Supplied material:
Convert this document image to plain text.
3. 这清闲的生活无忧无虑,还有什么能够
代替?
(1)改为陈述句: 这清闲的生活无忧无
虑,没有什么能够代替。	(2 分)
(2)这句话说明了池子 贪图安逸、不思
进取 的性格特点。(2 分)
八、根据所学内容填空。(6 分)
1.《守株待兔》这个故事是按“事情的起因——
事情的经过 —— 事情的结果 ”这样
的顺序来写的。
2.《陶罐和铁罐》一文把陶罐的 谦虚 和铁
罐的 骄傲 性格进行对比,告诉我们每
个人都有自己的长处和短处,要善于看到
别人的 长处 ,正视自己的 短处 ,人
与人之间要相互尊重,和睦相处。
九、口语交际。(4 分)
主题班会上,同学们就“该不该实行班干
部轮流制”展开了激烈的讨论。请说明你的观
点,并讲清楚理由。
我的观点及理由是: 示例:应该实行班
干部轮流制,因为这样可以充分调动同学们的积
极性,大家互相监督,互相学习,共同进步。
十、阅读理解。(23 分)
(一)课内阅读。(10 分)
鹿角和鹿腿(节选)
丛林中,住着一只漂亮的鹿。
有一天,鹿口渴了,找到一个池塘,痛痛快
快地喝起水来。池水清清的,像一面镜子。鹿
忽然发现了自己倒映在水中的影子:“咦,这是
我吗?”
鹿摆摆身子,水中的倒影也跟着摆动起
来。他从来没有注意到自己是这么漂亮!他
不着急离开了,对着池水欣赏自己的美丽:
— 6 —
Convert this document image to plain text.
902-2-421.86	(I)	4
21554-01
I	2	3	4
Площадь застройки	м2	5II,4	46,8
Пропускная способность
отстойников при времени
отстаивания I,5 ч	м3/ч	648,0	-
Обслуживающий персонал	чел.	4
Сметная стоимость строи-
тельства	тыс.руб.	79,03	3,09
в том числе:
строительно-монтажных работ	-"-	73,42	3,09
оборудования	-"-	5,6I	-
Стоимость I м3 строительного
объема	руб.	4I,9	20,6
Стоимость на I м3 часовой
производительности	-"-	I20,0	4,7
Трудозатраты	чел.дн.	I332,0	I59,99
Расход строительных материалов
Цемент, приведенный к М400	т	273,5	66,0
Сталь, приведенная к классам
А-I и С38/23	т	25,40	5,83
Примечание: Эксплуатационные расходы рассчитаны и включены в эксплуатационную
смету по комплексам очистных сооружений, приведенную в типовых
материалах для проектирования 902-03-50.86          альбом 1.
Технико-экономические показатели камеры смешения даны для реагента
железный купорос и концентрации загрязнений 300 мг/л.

To be done:
Write out the full listing exactly as given.

Solution for this task:
Convert this document image to plain text.
3. 这清闲的生活无忧无虑,还有什么能够
代替?
(1)改为陈述句: 这清闲的生活无忧无
虑,没有什么能够代替。	(2 分)
(2)这句话说明了池子 贪图安逸、不思
进取 的性格特点。(2 分)
八、根据所学内容填空。(6 分)
1.《守株待兔》这个故事是按“事情的起因——
事情的经过 —— 事情的结果 ”这样
的顺序来写的。
2.《陶罐和铁罐》一文把陶罐的 谦虚 和铁
罐的 骄傲 性格进行对比,告诉我们每
个人都有自己的长处和短处,要善于看到
别人的 长处 ,正视自己的 短处 ,人
与人之间要相互尊重,和睦相处。
九、口语交际。(4 分)
主题班会上,同学们就“该不该实行班干
部轮流制”展开了激烈的讨论。请说明你的观
点,并讲清楚理由。
我的观点及理由是: 示例:应该实行班
干部轮流制,因为这样可以充分调动同学们的积
极性,大家互相监督,互相学习,共同进步。
十、阅读理解。(23 分)
(一)课内阅读。(10 分)
鹿角和鹿腿(节选)
丛林中,住着一只漂亮的鹿。
有一天,鹿口渴了,找到一个池塘,痛痛快
快地喝起水来。池水清清的,像一面镜子。鹿
忽然发现了自己倒映在水中的影子:“咦,这是
我吗?”
鹿摆摆身子,水中的倒影也跟着摆动起
来。他从来没有注意到自己是这么漂亮!他
不着急离开了,对着池水欣赏自己的美丽:
— 6 —
Convert this document image to plain text.
902-2-421.86	(I)	4
21554-01
I	2	3	4
Площадь застройки	м2	5II,4	46,8
Пропускная способность
отстойников при времени
отстаивания I,5 ч	м3/ч	648,0	-
Обслуживающий персонал	чел.	4
Сметная стоимость строи-
тельства	тыс.руб.	79,03	3,09
в том числе:
строительно-монтажных работ	-"-	73,42	3,09
оборудования	-"-	5,6I	-
Стоимость I м3 строительного
объема	руб.	4I,9	20,6
Стоимость на I м3 часовой
производительности	-"-	I20,0	4,7
Трудозатраты	чел.дн.	I332,0	I59,99
Расход строительных материалов
Цемент, приведенный к М400	т	273,5	66,0
Сталь, приведенная к классам
А-I и С38/23	т	25,40	5,83
Примечание: Эксплуатационные расходы рассчитаны и включены в эксплуатационную
смету по комплексам очистных сооружений, приведенную в типовых
материалах для проектирования 902-03-50.86          альбом 1.
Технико-экономические показатели камеры смешения даны для реагента
железный купорос и концентрации загрязнений 300 мг/л.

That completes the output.